_WORK INSTRUCTIONS_
Copy all the data exactly, except the pictures.

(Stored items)
"""

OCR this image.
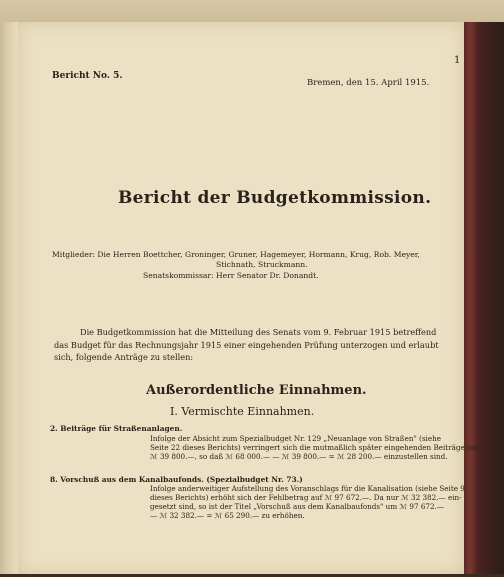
1
Bericht No. 5.
Bremen, den 15. April 1915.
Bericht der Budgetkommission.
Mitglieder: Die Herren Boettcher, Groninger, Gruner, Hagemeyer, Hormann, Krug, Rob. Meyer,
Stichnath, Struckmann.
Senatskommissar: Herr Senator Dr. Donandt.
Die Budgetkommission hat die Mitteilung des Senats vom 9. Februar 1915 betreffend
das Budget für das Rechnungsjahr 1915 einer eingehenden Prüfung unterzogen und erlaubt
sich, folgende Anträge zu stellen:
Außerordentliche Einnahmen.
I. Vermischte Einnahmen.
2. Beiträge für Straßenanlagen.
Infolge der Absicht zum Spezialbudget Nr. 129 „Neuanlage von Straßen" (siehe
Seite 22 dieses Berichts) verringert sich die mutmaßlich später eingehenden Beiträge um
ℳ 39 800.—, so daß ℳ 68 000.— — ℳ 39 800.— = ℳ 28 200.— einzustellen sind.
8. Vorschuß aus dem Kanalbaufonds. (Spezialbudget Nr. 73.)
Infolge anderweitiger Aufstellung des Voranschlags für die Kanalisation (siehe Seite 9
dieses Berichts) erhöht sich der Fehlbetrag auf ℳ 97 672.—. Da nur ℳ 32 382.— ein-
gesetzt sind, so ist der Titel „Vorschuß aus dem Kanalbaufonds" um ℳ 97 672.—
— ℳ 32 382.— = ℳ 65 290.— zu erhöhen.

"""

_WORKED SOLUTION_
OCR this image.
1
Bericht No. 5.
Bremen, den 15. April 1915.
Bericht der Budgetkommission.
Mitglieder: Die Herren Boettcher, Groninger, Gruner, Hagemeyer, Hormann, Krug, Rob. Meyer,
Stichnath, Struckmann.
Senatskommissar: Herr Senator Dr. Donandt.
Die Budgetkommission hat die Mitteilung des Senats vom 9. Februar 1915 betreffend
das Budget für das Rechnungsjahr 1915 einer eingehenden Prüfung unterzogen und erlaubt
sich, folgende Anträge zu stellen:
Außerordentliche Einnahmen.
I. Vermischte Einnahmen.
2. Beiträge für Straßenanlagen.
Infolge der Absicht zum Spezialbudget Nr. 129 „Neuanlage von Straßen" (siehe
Seite 22 dieses Berichts) verringert sich die mutmaßlich später eingehenden Beiträge um
ℳ 39 800.—, so daß ℳ 68 000.— — ℳ 39 800.— = ℳ 28 200.— einzustellen sind.
8. Vorschuß aus dem Kanalbaufonds. (Spezialbudget Nr. 73.)
Infolge anderweitiger Aufstellung des Voranschlags für die Kanalisation (siehe Seite 9
dieses Berichts) erhöht sich der Fehlbetrag auf ℳ 97 672.—. Da nur ℳ 32 382.— ein-
gesetzt sind, so ist der Titel „Vorschuß aus dem Kanalbaufonds" um ℳ 97 672.—
— ℳ 32 382.— = ℳ 65 290.— zu erhöhen.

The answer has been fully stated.